Stored records
↓

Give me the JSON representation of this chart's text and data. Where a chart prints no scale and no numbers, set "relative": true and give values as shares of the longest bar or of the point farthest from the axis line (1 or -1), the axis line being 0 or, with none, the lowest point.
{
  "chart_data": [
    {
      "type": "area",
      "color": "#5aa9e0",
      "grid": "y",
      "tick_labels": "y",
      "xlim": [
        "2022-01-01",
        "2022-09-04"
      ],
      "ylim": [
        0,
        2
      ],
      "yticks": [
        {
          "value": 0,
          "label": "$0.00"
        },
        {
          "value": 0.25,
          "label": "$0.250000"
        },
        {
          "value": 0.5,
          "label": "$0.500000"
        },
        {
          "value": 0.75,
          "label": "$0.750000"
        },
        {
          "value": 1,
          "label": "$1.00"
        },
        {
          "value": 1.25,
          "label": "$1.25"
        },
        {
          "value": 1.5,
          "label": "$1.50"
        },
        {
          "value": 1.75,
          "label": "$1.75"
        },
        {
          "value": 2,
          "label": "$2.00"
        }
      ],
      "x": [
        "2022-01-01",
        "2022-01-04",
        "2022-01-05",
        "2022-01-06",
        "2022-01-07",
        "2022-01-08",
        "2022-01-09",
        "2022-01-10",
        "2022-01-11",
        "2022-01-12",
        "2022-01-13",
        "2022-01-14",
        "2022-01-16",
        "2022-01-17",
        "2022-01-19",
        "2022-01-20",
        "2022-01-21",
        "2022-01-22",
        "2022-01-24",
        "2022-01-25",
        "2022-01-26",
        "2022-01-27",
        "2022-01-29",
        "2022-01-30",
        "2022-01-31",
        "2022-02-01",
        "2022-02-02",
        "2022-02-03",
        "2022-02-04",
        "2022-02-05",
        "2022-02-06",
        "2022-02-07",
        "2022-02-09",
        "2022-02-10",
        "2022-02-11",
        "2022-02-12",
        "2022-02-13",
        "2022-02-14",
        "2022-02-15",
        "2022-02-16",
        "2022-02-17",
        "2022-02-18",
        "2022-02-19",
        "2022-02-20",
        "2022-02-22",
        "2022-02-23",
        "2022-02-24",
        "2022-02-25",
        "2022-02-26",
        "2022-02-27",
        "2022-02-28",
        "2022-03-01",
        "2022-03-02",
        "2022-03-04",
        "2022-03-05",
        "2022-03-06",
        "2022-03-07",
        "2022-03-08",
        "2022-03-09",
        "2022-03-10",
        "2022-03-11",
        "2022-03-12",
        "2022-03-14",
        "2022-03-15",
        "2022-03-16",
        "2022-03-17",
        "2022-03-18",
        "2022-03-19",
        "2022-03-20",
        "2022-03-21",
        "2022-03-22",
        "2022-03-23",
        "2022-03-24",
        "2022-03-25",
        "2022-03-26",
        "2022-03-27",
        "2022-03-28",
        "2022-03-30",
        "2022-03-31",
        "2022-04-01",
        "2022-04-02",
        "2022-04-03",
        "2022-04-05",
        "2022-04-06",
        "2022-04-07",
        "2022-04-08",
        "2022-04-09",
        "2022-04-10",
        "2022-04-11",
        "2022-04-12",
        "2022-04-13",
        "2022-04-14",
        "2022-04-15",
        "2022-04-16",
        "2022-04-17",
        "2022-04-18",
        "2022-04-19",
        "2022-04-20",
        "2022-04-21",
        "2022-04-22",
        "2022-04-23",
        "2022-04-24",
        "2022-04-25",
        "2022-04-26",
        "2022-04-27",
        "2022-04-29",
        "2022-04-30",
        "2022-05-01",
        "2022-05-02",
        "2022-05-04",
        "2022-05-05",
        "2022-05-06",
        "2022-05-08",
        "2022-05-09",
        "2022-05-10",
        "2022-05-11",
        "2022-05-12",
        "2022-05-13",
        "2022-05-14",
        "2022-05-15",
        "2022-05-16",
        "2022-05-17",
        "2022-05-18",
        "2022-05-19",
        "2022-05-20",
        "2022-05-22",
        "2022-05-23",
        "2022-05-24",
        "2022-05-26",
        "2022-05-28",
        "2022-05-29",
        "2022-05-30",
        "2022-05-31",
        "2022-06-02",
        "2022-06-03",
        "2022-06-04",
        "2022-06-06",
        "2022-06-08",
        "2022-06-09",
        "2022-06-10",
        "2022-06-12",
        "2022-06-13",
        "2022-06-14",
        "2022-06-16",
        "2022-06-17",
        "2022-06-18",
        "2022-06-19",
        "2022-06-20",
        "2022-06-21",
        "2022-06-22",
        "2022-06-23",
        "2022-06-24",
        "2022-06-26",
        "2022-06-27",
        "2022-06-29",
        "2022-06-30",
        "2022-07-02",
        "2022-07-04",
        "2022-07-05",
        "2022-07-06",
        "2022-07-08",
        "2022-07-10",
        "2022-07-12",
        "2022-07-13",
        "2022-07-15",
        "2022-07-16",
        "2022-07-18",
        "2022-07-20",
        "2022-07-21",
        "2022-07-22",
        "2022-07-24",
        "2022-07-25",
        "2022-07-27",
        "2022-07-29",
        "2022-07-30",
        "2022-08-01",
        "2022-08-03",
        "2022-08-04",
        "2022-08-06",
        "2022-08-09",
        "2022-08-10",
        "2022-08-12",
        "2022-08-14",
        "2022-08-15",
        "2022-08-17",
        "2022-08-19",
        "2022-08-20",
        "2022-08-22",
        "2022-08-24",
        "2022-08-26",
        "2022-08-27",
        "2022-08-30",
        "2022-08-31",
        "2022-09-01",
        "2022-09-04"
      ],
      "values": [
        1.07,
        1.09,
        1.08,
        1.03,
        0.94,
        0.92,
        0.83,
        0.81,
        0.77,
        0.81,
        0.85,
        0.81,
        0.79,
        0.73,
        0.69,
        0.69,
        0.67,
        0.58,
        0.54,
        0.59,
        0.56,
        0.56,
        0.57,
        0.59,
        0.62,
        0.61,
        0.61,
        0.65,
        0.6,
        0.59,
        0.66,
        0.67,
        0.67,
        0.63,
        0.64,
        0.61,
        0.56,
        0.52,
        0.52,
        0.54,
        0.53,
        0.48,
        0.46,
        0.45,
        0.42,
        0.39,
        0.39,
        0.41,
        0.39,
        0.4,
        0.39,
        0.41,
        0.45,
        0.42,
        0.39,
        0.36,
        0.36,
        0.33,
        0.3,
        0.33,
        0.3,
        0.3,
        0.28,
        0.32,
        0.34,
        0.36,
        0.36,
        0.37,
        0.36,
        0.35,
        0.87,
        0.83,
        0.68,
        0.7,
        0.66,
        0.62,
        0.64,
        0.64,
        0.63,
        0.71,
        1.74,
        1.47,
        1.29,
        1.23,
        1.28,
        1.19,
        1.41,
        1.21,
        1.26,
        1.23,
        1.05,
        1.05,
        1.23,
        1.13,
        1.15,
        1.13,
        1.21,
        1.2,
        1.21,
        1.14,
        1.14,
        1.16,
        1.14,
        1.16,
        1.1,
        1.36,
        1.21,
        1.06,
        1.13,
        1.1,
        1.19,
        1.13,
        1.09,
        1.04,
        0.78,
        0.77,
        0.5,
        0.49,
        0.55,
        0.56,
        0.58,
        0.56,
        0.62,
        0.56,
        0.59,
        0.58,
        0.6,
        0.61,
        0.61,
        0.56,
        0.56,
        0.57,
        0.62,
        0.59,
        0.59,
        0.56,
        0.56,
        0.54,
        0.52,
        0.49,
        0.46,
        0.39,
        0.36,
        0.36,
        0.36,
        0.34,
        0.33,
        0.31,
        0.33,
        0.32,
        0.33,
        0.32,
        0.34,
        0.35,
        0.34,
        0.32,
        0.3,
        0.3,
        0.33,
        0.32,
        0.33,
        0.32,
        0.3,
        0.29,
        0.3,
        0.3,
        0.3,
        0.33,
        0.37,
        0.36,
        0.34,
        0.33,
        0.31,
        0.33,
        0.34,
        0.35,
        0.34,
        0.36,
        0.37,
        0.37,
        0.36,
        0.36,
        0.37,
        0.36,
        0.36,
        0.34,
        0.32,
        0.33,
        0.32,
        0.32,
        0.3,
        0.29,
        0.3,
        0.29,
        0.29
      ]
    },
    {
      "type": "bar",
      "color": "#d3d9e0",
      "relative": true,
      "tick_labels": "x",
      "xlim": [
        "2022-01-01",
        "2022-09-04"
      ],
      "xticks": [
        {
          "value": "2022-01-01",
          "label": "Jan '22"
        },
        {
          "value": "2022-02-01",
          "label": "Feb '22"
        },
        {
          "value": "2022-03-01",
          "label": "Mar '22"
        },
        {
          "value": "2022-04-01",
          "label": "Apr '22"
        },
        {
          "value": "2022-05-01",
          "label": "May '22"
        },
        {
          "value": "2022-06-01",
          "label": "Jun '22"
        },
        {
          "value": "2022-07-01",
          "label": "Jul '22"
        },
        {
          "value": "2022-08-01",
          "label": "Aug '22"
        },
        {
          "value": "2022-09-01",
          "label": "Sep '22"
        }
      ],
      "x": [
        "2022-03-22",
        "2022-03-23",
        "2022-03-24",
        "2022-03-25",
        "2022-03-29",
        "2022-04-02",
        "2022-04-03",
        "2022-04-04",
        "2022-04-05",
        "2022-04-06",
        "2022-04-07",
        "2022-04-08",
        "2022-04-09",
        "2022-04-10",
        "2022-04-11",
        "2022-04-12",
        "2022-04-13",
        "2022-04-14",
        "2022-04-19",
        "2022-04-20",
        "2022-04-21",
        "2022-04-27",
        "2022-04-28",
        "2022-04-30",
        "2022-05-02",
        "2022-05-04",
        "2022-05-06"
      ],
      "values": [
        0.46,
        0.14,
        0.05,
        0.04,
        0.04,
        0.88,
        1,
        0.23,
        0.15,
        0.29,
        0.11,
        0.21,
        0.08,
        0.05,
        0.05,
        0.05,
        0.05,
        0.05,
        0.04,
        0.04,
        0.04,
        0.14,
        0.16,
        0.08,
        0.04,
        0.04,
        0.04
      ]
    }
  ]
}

↑

_Written request_
Your answer should be one number: how many lines in the material above contain the string "relative".

_The result_
2